**SHORT PROBLEM:**
Entries follow. Set all of them down as they stand.

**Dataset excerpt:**
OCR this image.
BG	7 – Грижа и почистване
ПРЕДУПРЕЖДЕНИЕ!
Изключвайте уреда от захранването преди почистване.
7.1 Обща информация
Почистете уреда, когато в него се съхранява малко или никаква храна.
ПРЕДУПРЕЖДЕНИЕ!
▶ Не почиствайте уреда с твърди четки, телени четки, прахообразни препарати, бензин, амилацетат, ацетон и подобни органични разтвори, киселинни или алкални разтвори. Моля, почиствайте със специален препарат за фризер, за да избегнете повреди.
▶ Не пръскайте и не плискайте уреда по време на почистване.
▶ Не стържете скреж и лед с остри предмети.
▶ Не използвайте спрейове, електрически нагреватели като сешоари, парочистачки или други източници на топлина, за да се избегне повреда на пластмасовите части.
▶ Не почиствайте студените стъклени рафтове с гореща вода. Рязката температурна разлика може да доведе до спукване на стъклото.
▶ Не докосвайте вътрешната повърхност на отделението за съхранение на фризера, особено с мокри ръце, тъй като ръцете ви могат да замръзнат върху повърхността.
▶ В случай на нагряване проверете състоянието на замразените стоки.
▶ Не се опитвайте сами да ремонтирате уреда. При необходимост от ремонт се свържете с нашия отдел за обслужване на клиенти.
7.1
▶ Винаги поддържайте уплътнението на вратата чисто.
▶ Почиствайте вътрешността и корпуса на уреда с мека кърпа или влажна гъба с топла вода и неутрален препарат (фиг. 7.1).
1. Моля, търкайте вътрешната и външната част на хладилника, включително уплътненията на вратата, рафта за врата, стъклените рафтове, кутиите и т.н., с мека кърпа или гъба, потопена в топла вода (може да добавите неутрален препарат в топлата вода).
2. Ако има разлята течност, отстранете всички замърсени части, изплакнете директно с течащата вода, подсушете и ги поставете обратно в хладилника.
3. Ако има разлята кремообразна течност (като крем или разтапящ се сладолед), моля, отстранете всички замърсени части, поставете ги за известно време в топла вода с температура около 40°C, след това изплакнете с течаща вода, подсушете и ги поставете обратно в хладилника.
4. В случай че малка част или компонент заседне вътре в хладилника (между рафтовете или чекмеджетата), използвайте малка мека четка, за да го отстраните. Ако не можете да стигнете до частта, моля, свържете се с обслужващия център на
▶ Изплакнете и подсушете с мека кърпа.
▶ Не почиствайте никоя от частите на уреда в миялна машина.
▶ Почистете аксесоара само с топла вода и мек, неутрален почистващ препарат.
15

**THE RESULT:**
OCR this image.
BG	7 – Грижа и почистване
ПРЕДУПРЕЖДЕНИЕ!
Изключвайте уреда от захранването преди почистване.
7.1 Обща информация
Почистете уреда, когато в него се съхранява малко или никаква храна.
ПРЕДУПРЕЖДЕНИЕ!
▶ Не почиствайте уреда с твърди четки, телени четки, прахообразни препарати, бензин, амилацетат, ацетон и подобни органични разтвори, киселинни или алкални разтвори. Моля, почиствайте със специален препарат за фризер, за да избегнете повреди.
▶ Не пръскайте и не плискайте уреда по време на почистване.
▶ Не стържете скреж и лед с остри предмети.
▶ Не използвайте спрейове, електрически нагреватели като сешоари, парочистачки или други източници на топлина, за да се избегне повреда на пластмасовите части.
▶ Не почиствайте студените стъклени рафтове с гореща вода. Рязката температурна разлика може да доведе до спукване на стъклото.
▶ Не докосвайте вътрешната повърхност на отделението за съхранение на фризера, особено с мокри ръце, тъй като ръцете ви могат да замръзнат върху повърхността.
▶ В случай на нагряване проверете състоянието на замразените стоки.
▶ Не се опитвайте сами да ремонтирате уреда. При необходимост от ремонт се свържете с нашия отдел за обслужване на клиенти.
7.1
▶ Винаги поддържайте уплътнението на вратата чисто.
▶ Почиствайте вътрешността и корпуса на уреда с мека кърпа или влажна гъба с топла вода и неутрален препарат (фиг. 7.1).
1. Моля, търкайте вътрешната и външната част на хладилника, включително уплътненията на вратата, рафта за врата, стъклените рафтове, кутиите и т.н., с мека кърпа или гъба, потопена в топла вода (може да добавите неутрален препарат в топлата вода).
2. Ако има разлята течност, отстранете всички замърсени части, изплакнете директно с течащата вода, подсушете и ги поставете обратно в хладилника.
3. Ако има разлята кремообразна течност (като крем или разтапящ се сладолед), моля, отстранете всички замърсени части, поставете ги за известно време в топла вода с температура около 40°C, след това изплакнете с течаща вода, подсушете и ги поставете обратно в хладилника.
4. В случай че малка част или компонент заседне вътре в хладилника (между рафтовете или чекмеджетата), използвайте малка мека четка, за да го отстраните. Ако не можете да стигнете до частта, моля, свържете се с обслужващия център на
▶ Изплакнете и подсушете с мека кърпа.
▶ Не почиствайте никоя от частите на уреда в миялна машина.
▶ Почистете аксесоара само с топла вода и мек, неутрален почистващ препарат.
15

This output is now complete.